═══ Entries shown ═══

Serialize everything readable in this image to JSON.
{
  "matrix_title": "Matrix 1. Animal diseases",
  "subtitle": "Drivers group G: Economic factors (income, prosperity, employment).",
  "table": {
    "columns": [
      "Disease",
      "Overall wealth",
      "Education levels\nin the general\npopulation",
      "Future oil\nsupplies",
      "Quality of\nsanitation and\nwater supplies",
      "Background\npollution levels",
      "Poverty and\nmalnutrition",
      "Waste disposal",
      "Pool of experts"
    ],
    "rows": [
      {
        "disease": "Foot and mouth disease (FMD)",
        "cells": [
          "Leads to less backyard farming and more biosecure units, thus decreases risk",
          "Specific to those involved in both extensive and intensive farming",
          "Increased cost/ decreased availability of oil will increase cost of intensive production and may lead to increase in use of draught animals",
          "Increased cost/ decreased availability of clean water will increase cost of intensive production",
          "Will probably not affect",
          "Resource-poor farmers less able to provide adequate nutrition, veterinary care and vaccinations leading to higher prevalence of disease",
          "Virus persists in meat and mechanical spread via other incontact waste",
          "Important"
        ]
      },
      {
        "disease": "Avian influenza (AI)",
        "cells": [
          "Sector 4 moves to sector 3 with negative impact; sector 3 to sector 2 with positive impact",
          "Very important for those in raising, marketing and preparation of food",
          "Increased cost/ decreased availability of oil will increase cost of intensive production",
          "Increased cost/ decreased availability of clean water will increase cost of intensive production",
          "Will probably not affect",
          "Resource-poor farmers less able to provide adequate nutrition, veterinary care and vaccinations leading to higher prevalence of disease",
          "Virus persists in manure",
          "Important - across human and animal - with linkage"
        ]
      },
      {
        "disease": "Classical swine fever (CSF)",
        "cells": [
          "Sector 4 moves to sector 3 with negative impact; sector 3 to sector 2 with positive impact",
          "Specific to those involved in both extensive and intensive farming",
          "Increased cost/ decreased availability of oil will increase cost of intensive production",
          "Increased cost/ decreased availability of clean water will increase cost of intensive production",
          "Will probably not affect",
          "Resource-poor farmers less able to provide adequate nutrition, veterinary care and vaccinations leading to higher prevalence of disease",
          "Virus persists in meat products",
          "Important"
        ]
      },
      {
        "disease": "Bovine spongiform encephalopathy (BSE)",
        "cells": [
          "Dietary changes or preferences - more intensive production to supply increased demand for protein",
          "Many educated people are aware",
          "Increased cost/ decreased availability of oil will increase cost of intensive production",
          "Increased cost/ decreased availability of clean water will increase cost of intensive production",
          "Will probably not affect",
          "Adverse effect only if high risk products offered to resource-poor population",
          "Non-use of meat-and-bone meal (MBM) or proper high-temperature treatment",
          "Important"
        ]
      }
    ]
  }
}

═══

[Work required] Each entry above must be retyped exactly.

[Answer section]
Serialize everything readable in this image to JSON.
{
  "matrix_title": "Matrix 1. Animal diseases",
  "subtitle": "Drivers group G: Economic factors (income, prosperity, employment).",
  "table": {
    "columns": [
      "Disease",
      "Overall wealth",
      "Education levels\nin the general\npopulation",
      "Future oil\nsupplies",
      "Quality of\nsanitation and\nwater supplies",
      "Background\npollution levels",
      "Poverty and\nmalnutrition",
      "Waste disposal",
      "Pool of experts"
    ],
    "rows": [
      {
        "disease": "Foot and mouth disease (FMD)",
        "cells": [
          "Leads to less backyard farming and more biosecure units, thus decreases risk",
          "Specific to those involved in both extensive and intensive farming",
          "Increased cost/ decreased availability of oil will increase cost of intensive production and may lead to increase in use of draught animals",
          "Increased cost/ decreased availability of clean water will increase cost of intensive production",
          "Will probably not affect",
          "Resource-poor farmers less able to provide adequate nutrition, veterinary care and vaccinations leading to higher prevalence of disease",
          "Virus persists in meat and mechanical spread via other incontact waste",
          "Important"
        ]
      },
      {
        "disease": "Avian influenza (AI)",
        "cells": [
          "Sector 4 moves to sector 3 with negative impact; sector 3 to sector 2 with positive impact",
          "Very important for those in raising, marketing and preparation of food",
          "Increased cost/ decreased availability of oil will increase cost of intensive production",
          "Increased cost/ decreased availability of clean water will increase cost of intensive production",
          "Will probably not affect",
          "Resource-poor farmers less able to provide adequate nutrition, veterinary care and vaccinations leading to higher prevalence of disease",
          "Virus persists in manure",
          "Important - across human and animal - with linkage"
        ]
      },
      {
        "disease": "Classical swine fever (CSF)",
        "cells": [
          "Sector 4 moves to sector 3 with negative impact; sector 3 to sector 2 with positive impact",
          "Specific to those involved in both extensive and intensive farming",
          "Increased cost/ decreased availability of oil will increase cost of intensive production",
          "Increased cost/ decreased availability of clean water will increase cost of intensive production",
          "Will probably not affect",
          "Resource-poor farmers less able to provide adequate nutrition, veterinary care and vaccinations leading to higher prevalence of disease",
          "Virus persists in meat products",
          "Important"
        ]
      },
      {
        "disease": "Bovine spongiform encephalopathy (BSE)",
        "cells": [
          "Dietary changes or preferences - more intensive production to supply increased demand for protein",
          "Many educated people are aware",
          "Increased cost/ decreased availability of oil will increase cost of intensive production",
          "Increased cost/ decreased availability of clean water will increase cost of intensive production",
          "Will probably not affect",
          "Adverse effect only if high risk products offered to resource-poor population",
          "Non-use of meat-and-bone meal (MBM) or proper high-temperature treatment",
          "Important"
        ]
      }
    ]
  }
}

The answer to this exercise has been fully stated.